▸ EXERCISE GOAL: All entries below need to be written out exactly, but without their pictures.

[Stored entries]
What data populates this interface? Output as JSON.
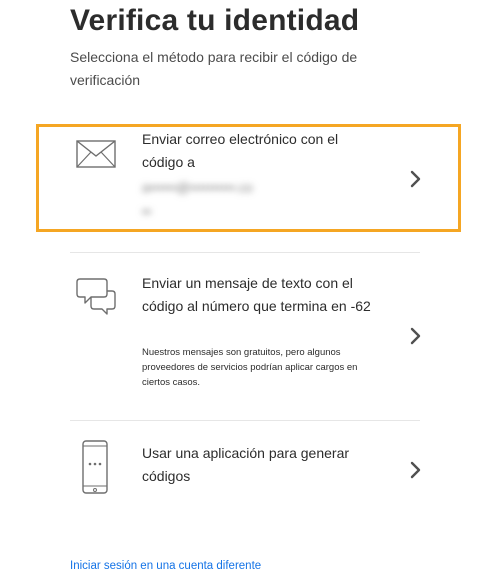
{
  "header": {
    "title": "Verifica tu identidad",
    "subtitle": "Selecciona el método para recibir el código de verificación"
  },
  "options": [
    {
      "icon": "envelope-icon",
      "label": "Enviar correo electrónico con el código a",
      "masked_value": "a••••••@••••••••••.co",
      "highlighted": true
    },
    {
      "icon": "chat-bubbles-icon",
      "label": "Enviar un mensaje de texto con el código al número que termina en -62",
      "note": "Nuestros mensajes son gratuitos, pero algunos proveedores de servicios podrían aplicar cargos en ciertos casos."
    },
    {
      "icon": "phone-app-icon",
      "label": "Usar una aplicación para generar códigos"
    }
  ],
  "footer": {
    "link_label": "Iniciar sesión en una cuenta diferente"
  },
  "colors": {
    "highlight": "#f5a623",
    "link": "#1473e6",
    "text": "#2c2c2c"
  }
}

▸ CORRECT RESULT:
What data populates this interface? Output as JSON.
{
  "header": {
    "title": "Verifica tu identidad",
    "subtitle": "Selecciona el método para recibir el código de verificación"
  },
  "options": [
    {
      "icon": "envelope-icon",
      "label": "Enviar correo electrónico con el código a",
      "masked_value": "a••••••@••••••••••.co",
      "highlighted": true
    },
    {
      "icon": "chat-bubbles-icon",
      "label": "Enviar un mensaje de texto con el código al número que termina en -62",
      "note": "Nuestros mensajes son gratuitos, pero algunos proveedores de servicios podrían aplicar cargos en ciertos casos."
    },
    {
      "icon": "phone-app-icon",
      "label": "Usar una aplicación para generar códigos"
    }
  ],
  "footer": {
    "link_label": "Iniciar sesión en una cuenta diferente"
  },
  "colors": {
    "highlight": "#f5a623",
    "link": "#1473e6",
    "text": "#2c2c2c"
  }
}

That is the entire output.